__Dataset__.
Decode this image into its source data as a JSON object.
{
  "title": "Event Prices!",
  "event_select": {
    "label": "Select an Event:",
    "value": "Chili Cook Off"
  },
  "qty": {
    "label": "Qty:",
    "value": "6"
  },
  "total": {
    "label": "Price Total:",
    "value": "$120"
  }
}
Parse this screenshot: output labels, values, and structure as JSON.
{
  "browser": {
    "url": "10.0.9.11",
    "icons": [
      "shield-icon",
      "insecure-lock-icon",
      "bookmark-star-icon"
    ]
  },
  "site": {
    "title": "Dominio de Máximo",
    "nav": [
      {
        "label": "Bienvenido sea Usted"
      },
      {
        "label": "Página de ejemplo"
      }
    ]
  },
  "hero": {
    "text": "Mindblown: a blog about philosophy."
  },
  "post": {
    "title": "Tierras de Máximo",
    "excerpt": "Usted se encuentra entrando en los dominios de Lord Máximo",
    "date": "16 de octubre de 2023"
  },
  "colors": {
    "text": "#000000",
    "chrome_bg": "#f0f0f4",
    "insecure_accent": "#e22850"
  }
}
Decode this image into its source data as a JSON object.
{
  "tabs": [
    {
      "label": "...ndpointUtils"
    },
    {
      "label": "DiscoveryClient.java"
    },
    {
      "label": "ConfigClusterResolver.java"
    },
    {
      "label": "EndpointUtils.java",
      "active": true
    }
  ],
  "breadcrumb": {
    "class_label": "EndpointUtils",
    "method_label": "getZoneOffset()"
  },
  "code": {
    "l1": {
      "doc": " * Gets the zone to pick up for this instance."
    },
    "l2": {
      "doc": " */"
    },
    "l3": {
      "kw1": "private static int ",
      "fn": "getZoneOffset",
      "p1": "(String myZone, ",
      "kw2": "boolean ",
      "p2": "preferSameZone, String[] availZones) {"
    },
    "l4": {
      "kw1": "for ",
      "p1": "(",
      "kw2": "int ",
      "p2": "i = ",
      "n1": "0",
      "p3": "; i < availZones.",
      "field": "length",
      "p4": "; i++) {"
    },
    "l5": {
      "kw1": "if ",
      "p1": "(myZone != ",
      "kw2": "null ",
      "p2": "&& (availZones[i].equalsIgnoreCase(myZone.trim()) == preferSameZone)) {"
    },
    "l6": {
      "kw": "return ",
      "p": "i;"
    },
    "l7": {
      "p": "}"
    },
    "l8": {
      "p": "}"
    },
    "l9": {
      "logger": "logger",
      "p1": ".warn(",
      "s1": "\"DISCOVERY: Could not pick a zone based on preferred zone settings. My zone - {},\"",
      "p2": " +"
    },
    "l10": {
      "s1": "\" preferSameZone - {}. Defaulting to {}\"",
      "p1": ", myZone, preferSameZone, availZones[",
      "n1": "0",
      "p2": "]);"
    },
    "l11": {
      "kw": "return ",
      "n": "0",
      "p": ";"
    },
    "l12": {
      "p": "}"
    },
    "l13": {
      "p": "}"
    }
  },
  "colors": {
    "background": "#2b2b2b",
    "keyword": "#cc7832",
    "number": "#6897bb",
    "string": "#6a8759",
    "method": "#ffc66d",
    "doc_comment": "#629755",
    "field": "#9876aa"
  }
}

__What this task involves__. Using the data above, output each line exactly.

__Solution to the problem__.
Decode this image into its source data as a JSON object.
{
  "title": "Event Prices!",
  "event_select": {
    "label": "Select an Event:",
    "value": "Chili Cook Off"
  },
  "qty": {
    "label": "Qty:",
    "value": "6"
  },
  "total": {
    "label": "Price Total:",
    "value": "$120"
  }
}
Parse this screenshot: output labels, values, and structure as JSON.
{
  "browser": {
    "url": "10.0.9.11",
    "icons": [
      "shield-icon",
      "insecure-lock-icon",
      "bookmark-star-icon"
    ]
  },
  "site": {
    "title": "Dominio de Máximo",
    "nav": [
      {
        "label": "Bienvenido sea Usted"
      },
      {
        "label": "Página de ejemplo"
      }
    ]
  },
  "hero": {
    "text": "Mindblown: a blog about philosophy."
  },
  "post": {
    "title": "Tierras de Máximo",
    "excerpt": "Usted se encuentra entrando en los dominios de Lord Máximo",
    "date": "16 de octubre de 2023"
  },
  "colors": {
    "text": "#000000",
    "chrome_bg": "#f0f0f4",
    "insecure_accent": "#e22850"
  }
}
Decode this image into its source data as a JSON object.
{
  "tabs": [
    {
      "label": "...ndpointUtils"
    },
    {
      "label": "DiscoveryClient.java"
    },
    {
      "label": "ConfigClusterResolver.java"
    },
    {
      "label": "EndpointUtils.java",
      "active": true
    }
  ],
  "breadcrumb": {
    "class_label": "EndpointUtils",
    "method_label": "getZoneOffset()"
  },
  "code": {
    "l1": {
      "doc": " * Gets the zone to pick up for this instance."
    },
    "l2": {
      "doc": " */"
    },
    "l3": {
      "kw1": "private static int ",
      "fn": "getZoneOffset",
      "p1": "(String myZone, ",
      "kw2": "boolean ",
      "p2": "preferSameZone, String[] availZones) {"
    },
    "l4": {
      "kw1": "for ",
      "p1": "(",
      "kw2": "int ",
      "p2": "i = ",
      "n1": "0",
      "p3": "; i < availZones.",
      "field": "length",
      "p4": "; i++) {"
    },
    "l5": {
      "kw1": "if ",
      "p1": "(myZone != ",
      "kw2": "null ",
      "p2": "&& (availZones[i].equalsIgnoreCase(myZone.trim()) == preferSameZone)) {"
    },
    "l6": {
      "kw": "return ",
      "p": "i;"
    },
    "l7": {
      "p": "}"
    },
    "l8": {
      "p": "}"
    },
    "l9": {
      "logger": "logger",
      "p1": ".warn(",
      "s1": "\"DISCOVERY: Could not pick a zone based on preferred zone settings. My zone - {},\"",
      "p2": " +"
    },
    "l10": {
      "s1": "\" preferSameZone - {}. Defaulting to {}\"",
      "p1": ", myZone, preferSameZone, availZones[",
      "n1": "0",
      "p2": "]);"
    },
    "l11": {
      "kw": "return ",
      "n": "0",
      "p": ";"
    },
    "l12": {
      "p": "}"
    },
    "l13": {
      "p": "}"
    }
  },
  "colors": {
    "background": "#2b2b2b",
    "keyword": "#cc7832",
    "number": "#6897bb",
    "string": "#6a8759",
    "method": "#ffc66d",
    "doc_comment": "#629755",
    "field": "#9876aa"
  }
}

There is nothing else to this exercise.